● SHORT EXERCISE: Send back the records in full, character for character.

-- START OF DATA FOR THE TASK --

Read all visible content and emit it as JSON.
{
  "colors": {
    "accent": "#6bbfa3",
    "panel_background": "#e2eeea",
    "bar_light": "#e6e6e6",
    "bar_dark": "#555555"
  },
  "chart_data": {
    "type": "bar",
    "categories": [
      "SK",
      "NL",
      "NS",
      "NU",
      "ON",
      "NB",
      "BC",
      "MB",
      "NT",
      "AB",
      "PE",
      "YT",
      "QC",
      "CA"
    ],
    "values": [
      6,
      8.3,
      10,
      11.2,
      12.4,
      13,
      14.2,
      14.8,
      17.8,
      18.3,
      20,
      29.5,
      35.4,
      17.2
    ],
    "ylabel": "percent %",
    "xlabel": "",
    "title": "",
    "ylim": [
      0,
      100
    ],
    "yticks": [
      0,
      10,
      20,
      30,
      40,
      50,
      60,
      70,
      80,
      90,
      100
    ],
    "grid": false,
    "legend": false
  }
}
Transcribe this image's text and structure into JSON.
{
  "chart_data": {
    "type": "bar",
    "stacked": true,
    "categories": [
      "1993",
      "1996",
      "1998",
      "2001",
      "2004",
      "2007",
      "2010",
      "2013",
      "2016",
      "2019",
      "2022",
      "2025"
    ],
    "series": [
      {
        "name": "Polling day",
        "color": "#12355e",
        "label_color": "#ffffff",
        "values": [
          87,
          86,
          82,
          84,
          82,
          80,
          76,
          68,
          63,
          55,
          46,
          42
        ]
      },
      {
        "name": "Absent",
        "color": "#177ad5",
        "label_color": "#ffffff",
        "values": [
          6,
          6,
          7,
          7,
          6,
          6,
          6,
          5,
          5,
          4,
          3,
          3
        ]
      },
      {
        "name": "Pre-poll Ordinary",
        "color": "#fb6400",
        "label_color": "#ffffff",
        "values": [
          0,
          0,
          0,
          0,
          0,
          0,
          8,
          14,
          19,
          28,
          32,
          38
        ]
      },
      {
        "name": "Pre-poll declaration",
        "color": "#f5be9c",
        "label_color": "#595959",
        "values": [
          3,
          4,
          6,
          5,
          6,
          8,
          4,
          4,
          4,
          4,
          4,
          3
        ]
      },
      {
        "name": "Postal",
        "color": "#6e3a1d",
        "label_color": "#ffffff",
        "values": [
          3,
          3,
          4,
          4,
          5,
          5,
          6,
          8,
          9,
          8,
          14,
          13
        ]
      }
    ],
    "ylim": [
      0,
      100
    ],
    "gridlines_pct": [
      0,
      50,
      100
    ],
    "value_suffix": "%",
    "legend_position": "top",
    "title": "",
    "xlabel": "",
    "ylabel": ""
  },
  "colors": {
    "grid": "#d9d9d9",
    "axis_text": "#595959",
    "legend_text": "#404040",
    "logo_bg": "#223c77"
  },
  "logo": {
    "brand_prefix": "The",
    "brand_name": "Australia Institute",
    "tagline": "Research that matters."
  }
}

-- END OF DATA FOR THE TASK --

● FINISHED EXERCISE:
Read all visible content and emit it as JSON.
{
  "colors": {
    "accent": "#6bbfa3",
    "panel_background": "#e2eeea",
    "bar_light": "#e6e6e6",
    "bar_dark": "#555555"
  },
  "chart_data": {
    "type": "bar",
    "categories": [
      "SK",
      "NL",
      "NS",
      "NU",
      "ON",
      "NB",
      "BC",
      "MB",
      "NT",
      "AB",
      "PE",
      "YT",
      "QC",
      "CA"
    ],
    "values": [
      6,
      8.3,
      10,
      11.2,
      12.4,
      13,
      14.2,
      14.8,
      17.8,
      18.3,
      20,
      29.5,
      35.4,
      17.2
    ],
    "ylabel": "percent %",
    "xlabel": "",
    "title": "",
    "ylim": [
      0,
      100
    ],
    "yticks": [
      0,
      10,
      20,
      30,
      40,
      50,
      60,
      70,
      80,
      90,
      100
    ],
    "grid": false,
    "legend": false
  }
}
Transcribe this image's text and structure into JSON.
{
  "chart_data": {
    "type": "bar",
    "stacked": true,
    "categories": [
      "1993",
      "1996",
      "1998",
      "2001",
      "2004",
      "2007",
      "2010",
      "2013",
      "2016",
      "2019",
      "2022",
      "2025"
    ],
    "series": [
      {
        "name": "Polling day",
        "color": "#12355e",
        "label_color": "#ffffff",
        "values": [
          87,
          86,
          82,
          84,
          82,
          80,
          76,
          68,
          63,
          55,
          46,
          42
        ]
      },
      {
        "name": "Absent",
        "color": "#177ad5",
        "label_color": "#ffffff",
        "values": [
          6,
          6,
          7,
          7,
          6,
          6,
          6,
          5,
          5,
          4,
          3,
          3
        ]
      },
      {
        "name": "Pre-poll Ordinary",
        "color": "#fb6400",
        "label_color": "#ffffff",
        "values": [
          0,
          0,
          0,
          0,
          0,
          0,
          8,
          14,
          19,
          28,
          32,
          38
        ]
      },
      {
        "name": "Pre-poll declaration",
        "color": "#f5be9c",
        "label_color": "#595959",
        "values": [
          3,
          4,
          6,
          5,
          6,
          8,
          4,
          4,
          4,
          4,
          4,
          3
        ]
      },
      {
        "name": "Postal",
        "color": "#6e3a1d",
        "label_color": "#ffffff",
        "values": [
          3,
          3,
          4,
          4,
          5,
          5,
          6,
          8,
          9,
          8,
          14,
          13
        ]
      }
    ],
    "ylim": [
      0,
      100
    ],
    "gridlines_pct": [
      0,
      50,
      100
    ],
    "value_suffix": "%",
    "legend_position": "top",
    "title": "",
    "xlabel": "",
    "ylabel": ""
  },
  "colors": {
    "grid": "#d9d9d9",
    "axis_text": "#595959",
    "legend_text": "#404040",
    "logo_bg": "#223c77"
  },
  "logo": {
    "brand_prefix": "The",
    "brand_name": "Australia Institute",
    "tagline": "Research that matters."
  }
}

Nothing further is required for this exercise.